Problem details >> Every line below that mentions the word "hàng" should be copied out.
======== Records provided
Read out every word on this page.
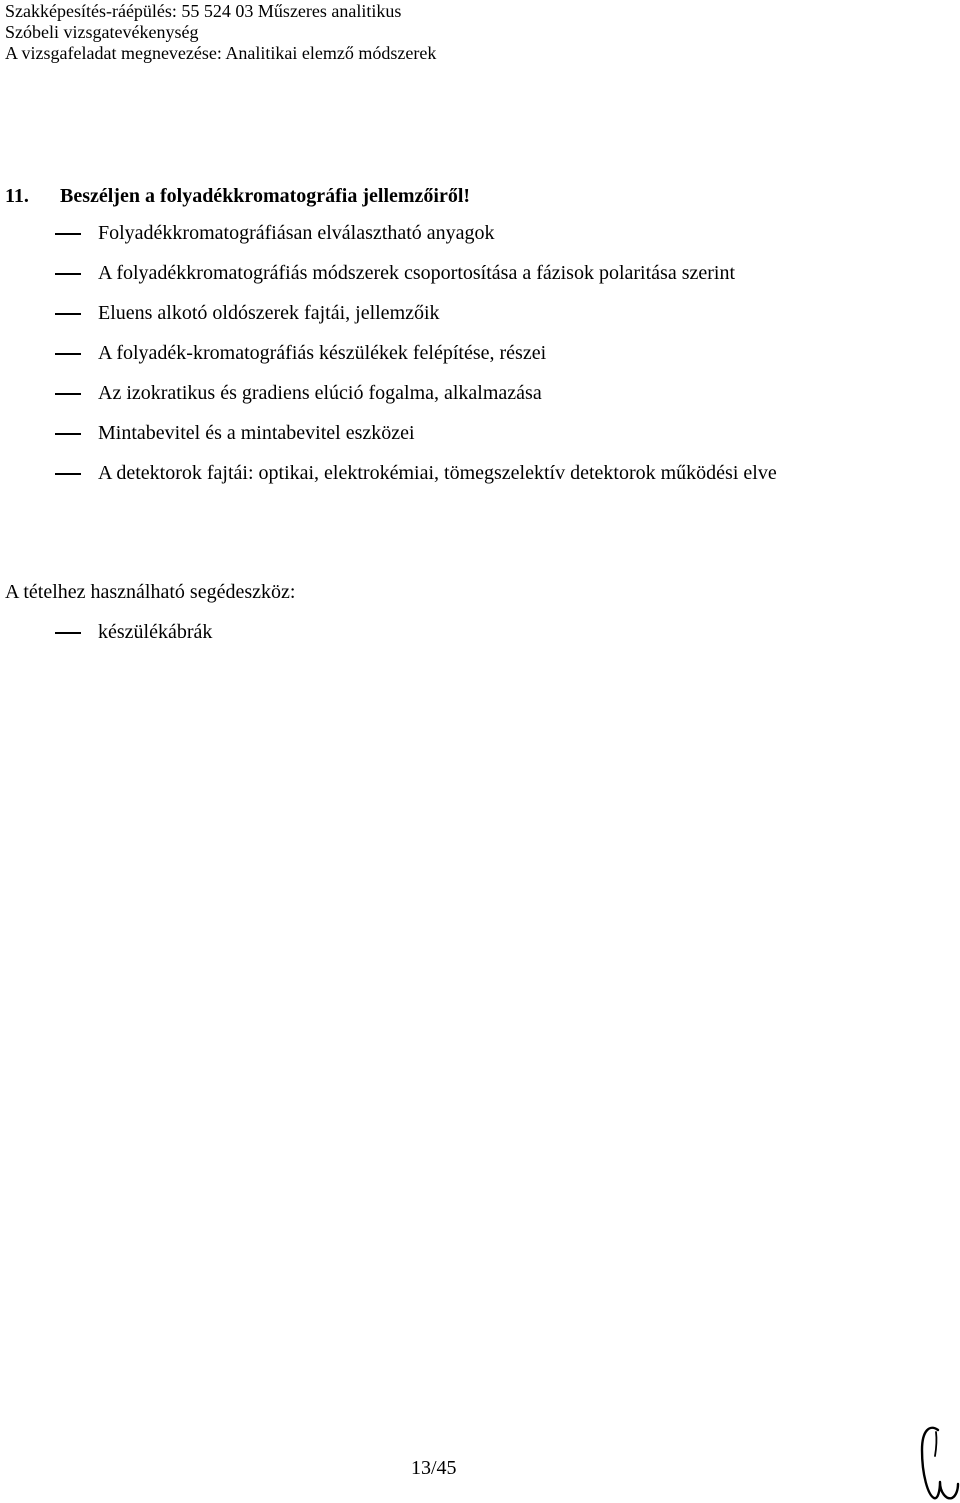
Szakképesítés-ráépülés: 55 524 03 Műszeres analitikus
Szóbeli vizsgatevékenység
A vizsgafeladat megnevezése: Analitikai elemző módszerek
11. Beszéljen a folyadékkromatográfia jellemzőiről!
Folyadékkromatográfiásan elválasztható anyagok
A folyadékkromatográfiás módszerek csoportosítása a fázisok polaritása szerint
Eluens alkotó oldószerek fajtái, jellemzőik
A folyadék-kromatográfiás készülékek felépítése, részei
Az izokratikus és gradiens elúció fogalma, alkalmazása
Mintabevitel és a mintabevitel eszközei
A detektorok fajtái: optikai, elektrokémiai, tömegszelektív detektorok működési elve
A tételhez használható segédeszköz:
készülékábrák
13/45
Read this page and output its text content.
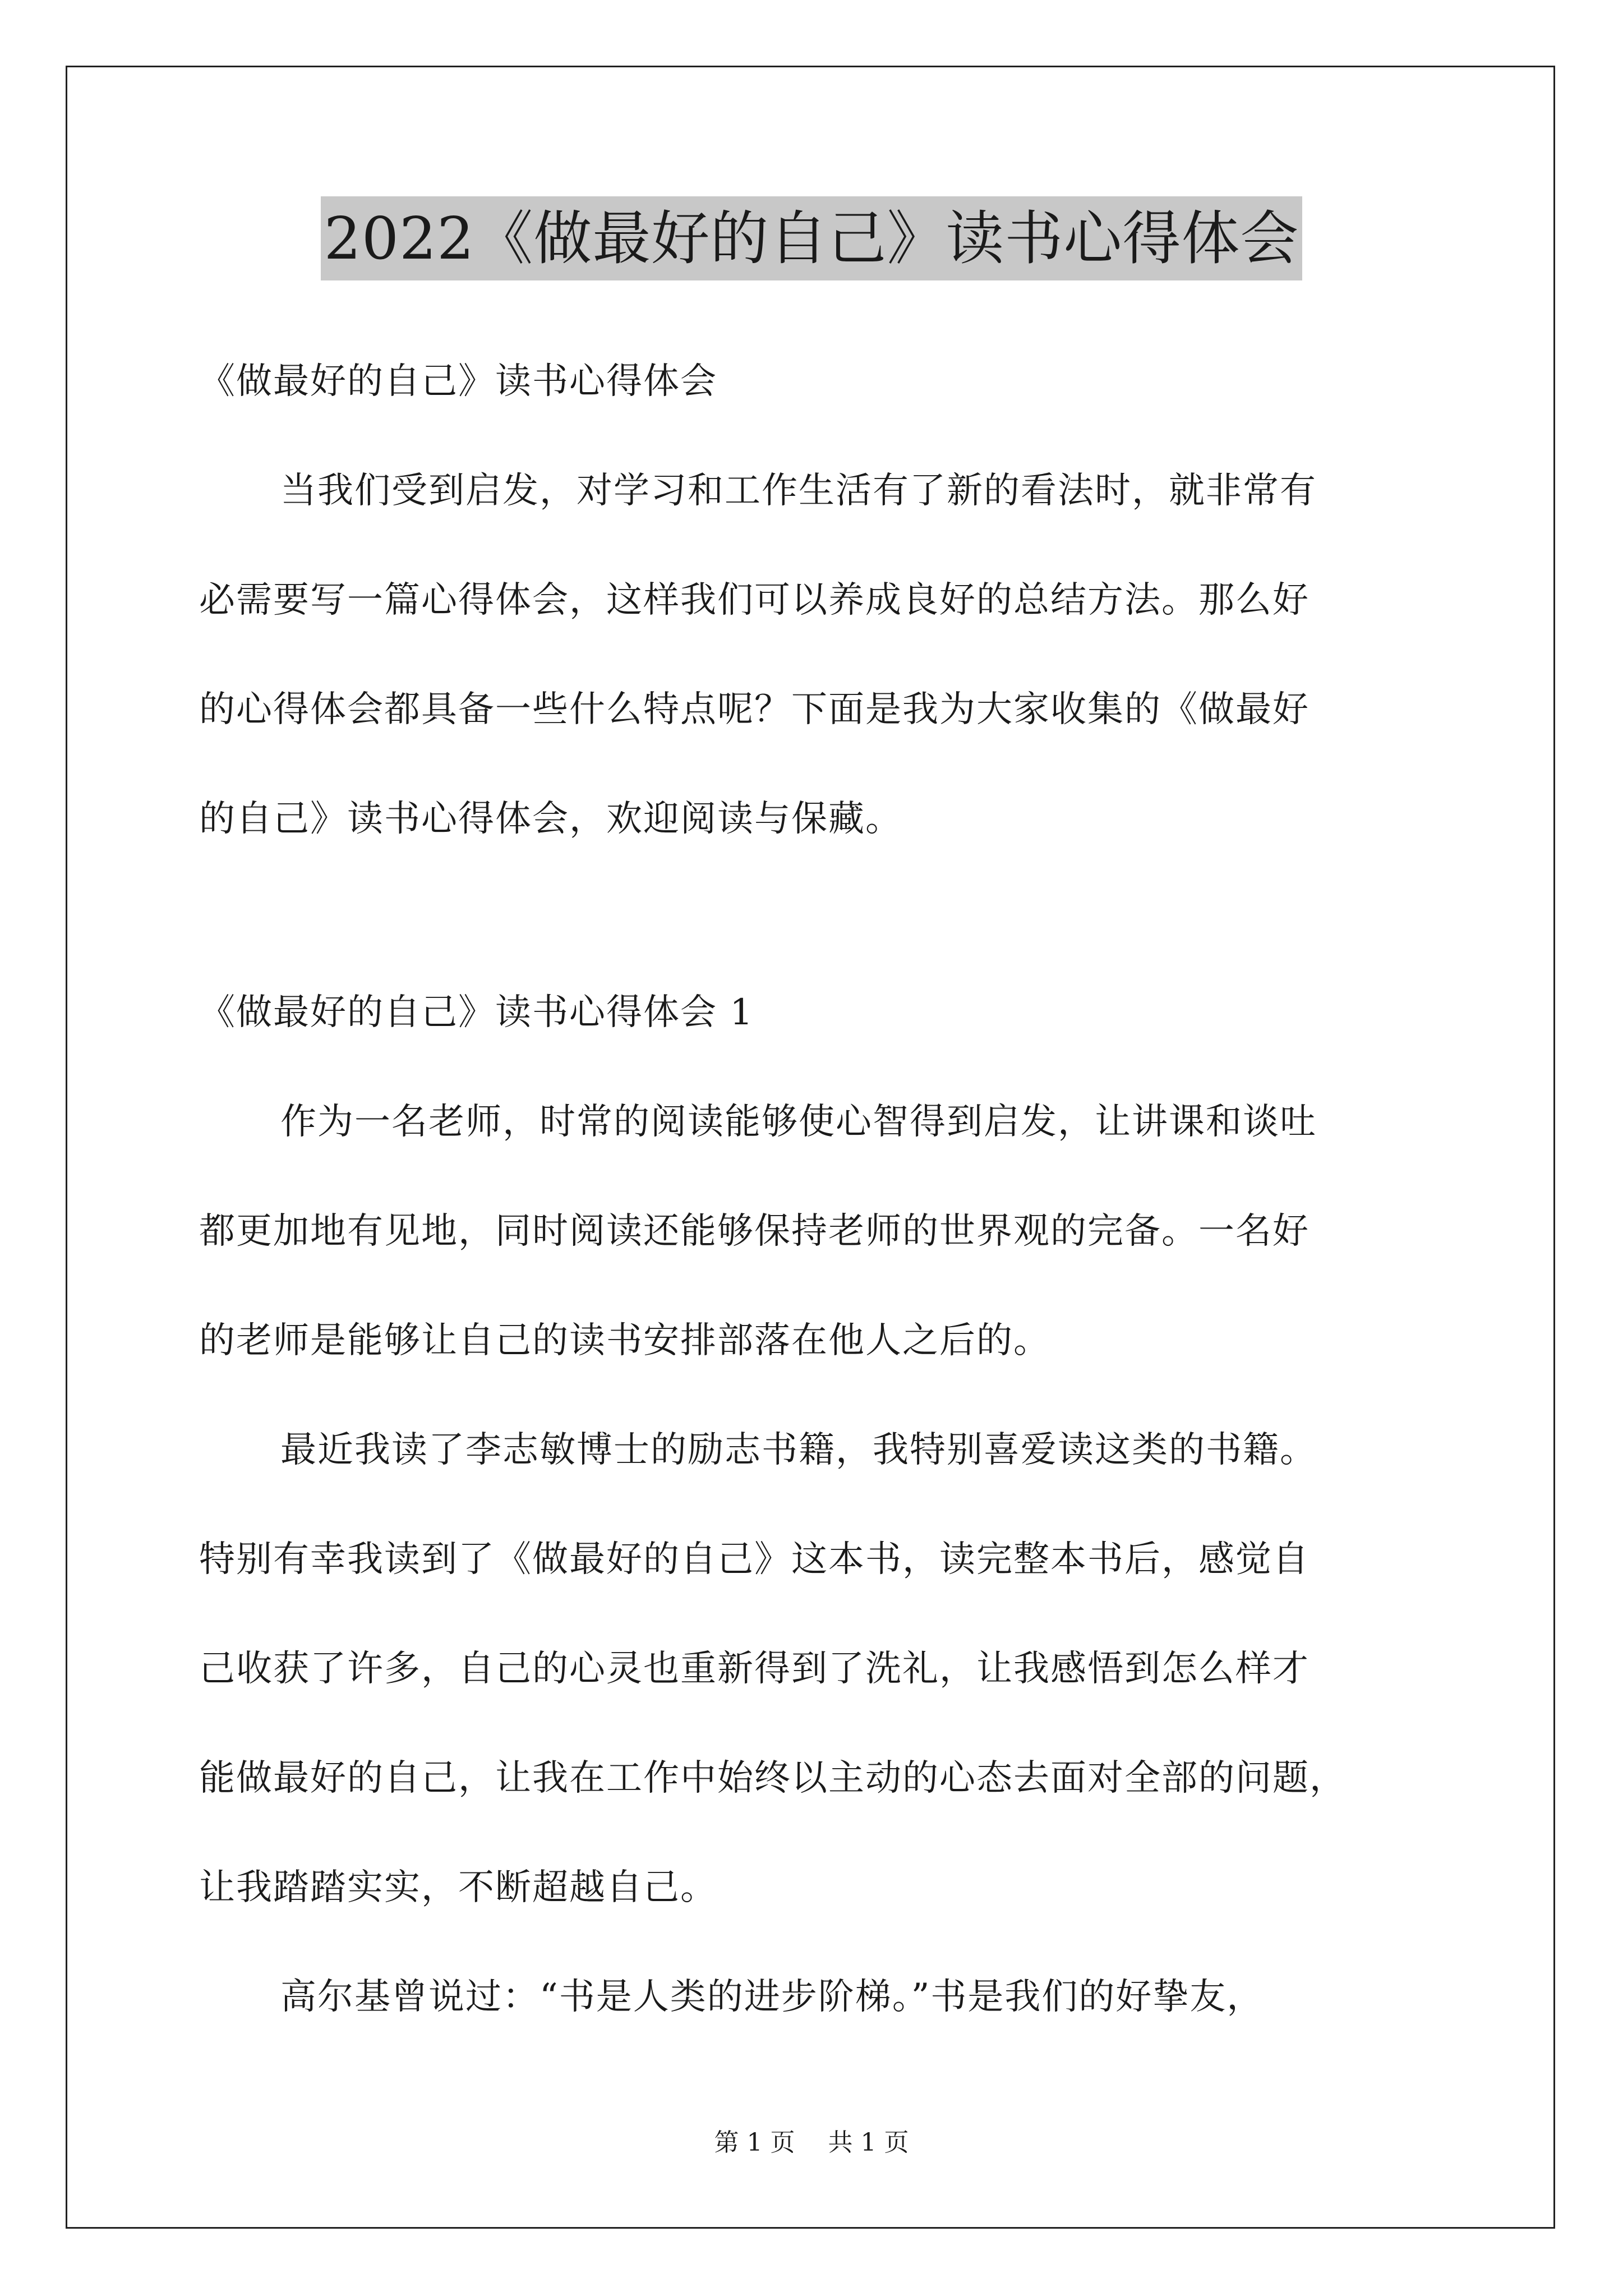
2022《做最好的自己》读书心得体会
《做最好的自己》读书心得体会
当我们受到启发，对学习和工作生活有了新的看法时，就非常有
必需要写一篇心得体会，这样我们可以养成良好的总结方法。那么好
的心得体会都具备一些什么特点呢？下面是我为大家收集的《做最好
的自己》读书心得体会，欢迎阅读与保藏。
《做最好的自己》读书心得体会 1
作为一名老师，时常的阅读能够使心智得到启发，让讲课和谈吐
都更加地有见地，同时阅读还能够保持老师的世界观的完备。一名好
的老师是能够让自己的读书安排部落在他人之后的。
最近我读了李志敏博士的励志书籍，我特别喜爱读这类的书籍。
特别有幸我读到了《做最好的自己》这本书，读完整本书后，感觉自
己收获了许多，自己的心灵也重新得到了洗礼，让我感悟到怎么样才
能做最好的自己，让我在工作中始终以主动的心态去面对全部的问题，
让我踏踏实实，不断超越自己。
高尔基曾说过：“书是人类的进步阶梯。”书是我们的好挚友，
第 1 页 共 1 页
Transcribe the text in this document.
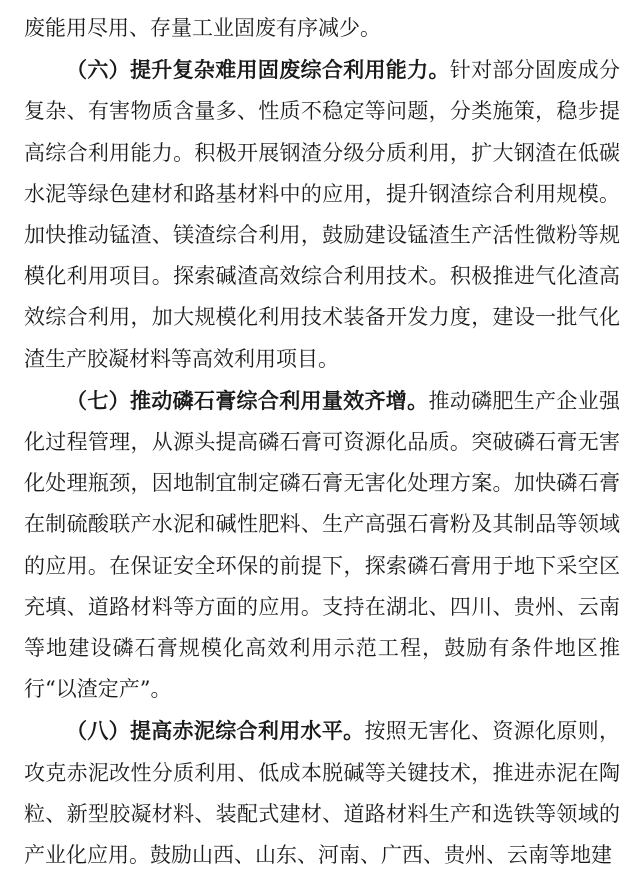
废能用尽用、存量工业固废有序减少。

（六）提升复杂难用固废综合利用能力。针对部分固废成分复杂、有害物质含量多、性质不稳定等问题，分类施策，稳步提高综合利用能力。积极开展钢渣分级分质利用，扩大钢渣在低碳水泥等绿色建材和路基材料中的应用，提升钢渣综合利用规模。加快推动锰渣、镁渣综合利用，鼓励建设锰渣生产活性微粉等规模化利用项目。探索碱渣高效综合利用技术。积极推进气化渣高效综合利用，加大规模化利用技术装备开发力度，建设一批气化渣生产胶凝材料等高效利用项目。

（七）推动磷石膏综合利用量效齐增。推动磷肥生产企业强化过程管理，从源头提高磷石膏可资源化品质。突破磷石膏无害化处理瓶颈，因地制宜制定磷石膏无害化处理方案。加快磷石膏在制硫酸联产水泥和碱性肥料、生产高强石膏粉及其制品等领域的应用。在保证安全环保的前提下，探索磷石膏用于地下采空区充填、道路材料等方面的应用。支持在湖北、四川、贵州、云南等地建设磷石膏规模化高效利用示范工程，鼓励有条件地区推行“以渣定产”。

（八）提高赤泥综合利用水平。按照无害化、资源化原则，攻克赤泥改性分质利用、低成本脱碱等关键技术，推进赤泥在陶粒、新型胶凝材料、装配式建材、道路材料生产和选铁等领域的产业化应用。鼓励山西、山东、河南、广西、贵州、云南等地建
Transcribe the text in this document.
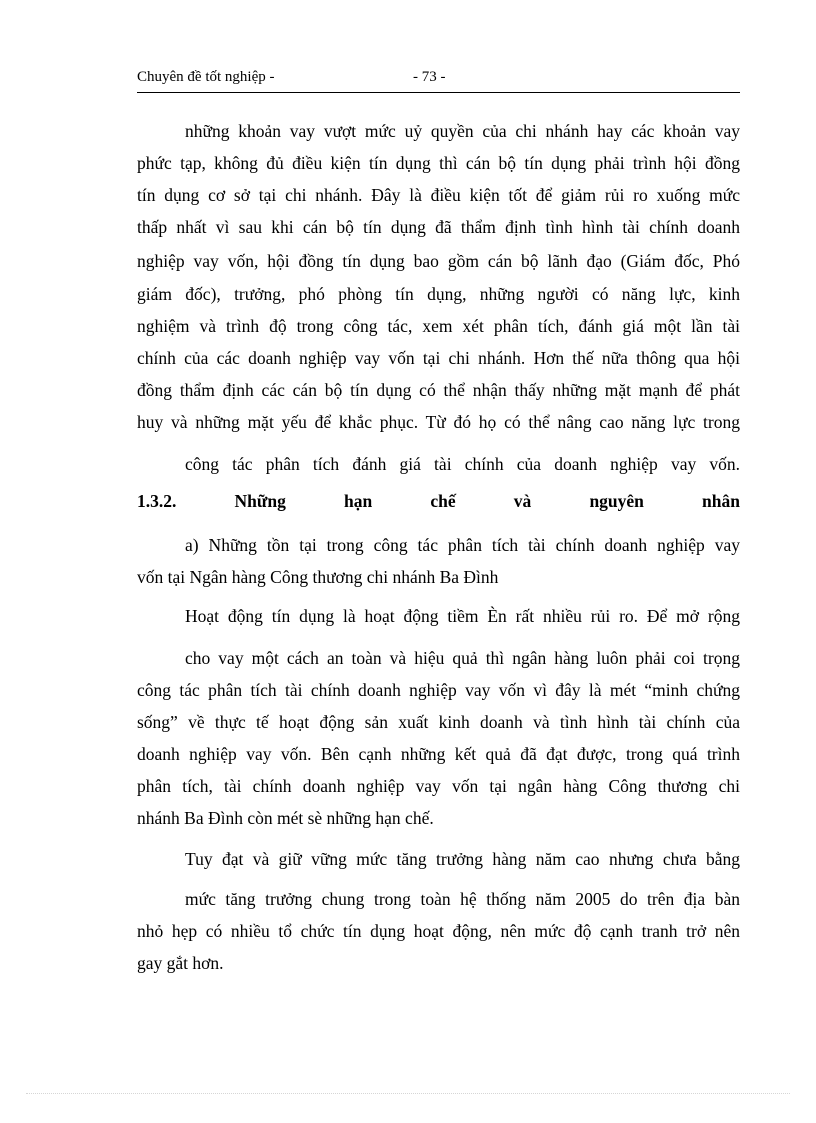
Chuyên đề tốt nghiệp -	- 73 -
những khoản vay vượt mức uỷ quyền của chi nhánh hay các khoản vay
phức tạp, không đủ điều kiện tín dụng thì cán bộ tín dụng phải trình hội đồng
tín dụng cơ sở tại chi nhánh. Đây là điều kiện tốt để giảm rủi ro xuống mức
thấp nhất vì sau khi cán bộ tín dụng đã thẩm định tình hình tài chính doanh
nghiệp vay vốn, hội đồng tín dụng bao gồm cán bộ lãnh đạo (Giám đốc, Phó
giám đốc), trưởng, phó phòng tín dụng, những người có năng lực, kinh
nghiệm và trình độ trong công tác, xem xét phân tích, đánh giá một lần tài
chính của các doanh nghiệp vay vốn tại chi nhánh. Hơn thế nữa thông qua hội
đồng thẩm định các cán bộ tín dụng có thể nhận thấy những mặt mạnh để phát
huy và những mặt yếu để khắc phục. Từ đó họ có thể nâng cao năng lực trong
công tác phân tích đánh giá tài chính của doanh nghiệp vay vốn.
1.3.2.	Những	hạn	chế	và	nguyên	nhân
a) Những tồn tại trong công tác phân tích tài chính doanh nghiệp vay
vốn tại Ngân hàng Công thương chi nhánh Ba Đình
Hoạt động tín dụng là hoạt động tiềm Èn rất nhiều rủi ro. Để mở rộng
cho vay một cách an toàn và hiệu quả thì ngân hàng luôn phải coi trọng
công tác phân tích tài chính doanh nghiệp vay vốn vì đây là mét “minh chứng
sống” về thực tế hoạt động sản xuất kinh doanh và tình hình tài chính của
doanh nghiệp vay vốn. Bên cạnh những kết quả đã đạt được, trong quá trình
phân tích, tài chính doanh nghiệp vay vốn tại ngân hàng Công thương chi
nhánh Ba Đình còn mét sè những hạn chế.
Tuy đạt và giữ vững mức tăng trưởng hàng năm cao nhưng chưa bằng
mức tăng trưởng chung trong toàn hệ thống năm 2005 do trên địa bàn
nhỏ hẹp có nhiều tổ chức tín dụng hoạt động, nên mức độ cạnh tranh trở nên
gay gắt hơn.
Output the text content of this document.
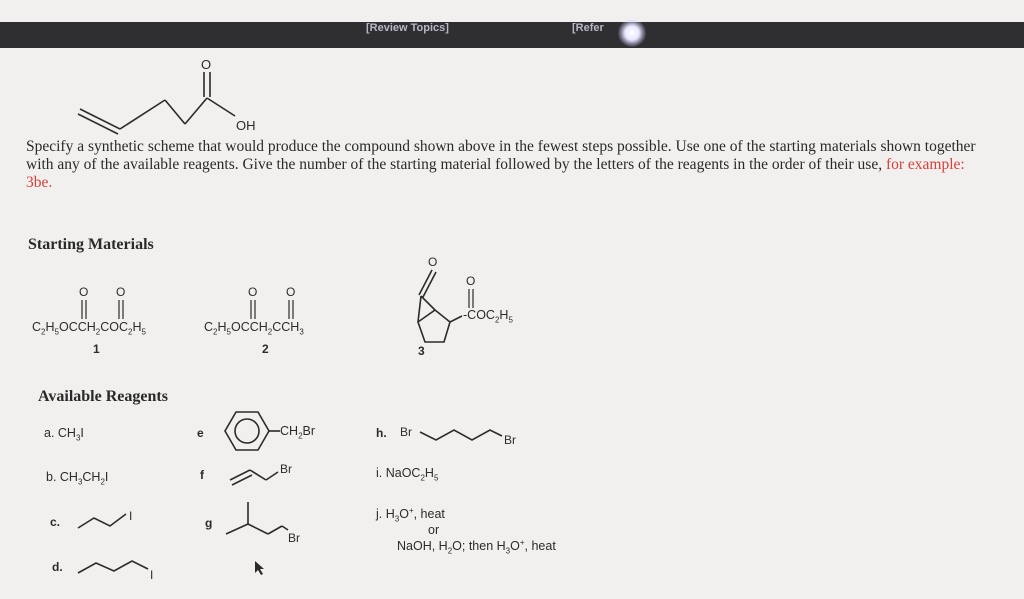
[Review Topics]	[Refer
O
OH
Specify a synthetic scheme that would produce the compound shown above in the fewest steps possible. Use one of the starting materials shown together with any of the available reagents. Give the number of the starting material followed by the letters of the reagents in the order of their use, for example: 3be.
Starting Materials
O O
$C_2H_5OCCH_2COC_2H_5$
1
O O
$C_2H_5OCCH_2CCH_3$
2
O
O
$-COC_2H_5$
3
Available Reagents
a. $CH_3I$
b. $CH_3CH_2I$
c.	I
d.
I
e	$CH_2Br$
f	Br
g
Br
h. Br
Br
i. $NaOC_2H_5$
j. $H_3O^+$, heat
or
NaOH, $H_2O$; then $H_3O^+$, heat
================
Exercise answer >>
vốn tại Ngân hàng Công thương chi nhánh Ba Đình
cho vay một cách an toàn và hiệu quả thì ngân hàng luôn phải coi trọng
phân tích, tài chính doanh nghiệp vay vốn tại ngân hàng Công thương chi
Tuy đạt và giữ vững mức tăng trưởng hàng năm cao nhưng chưa bằng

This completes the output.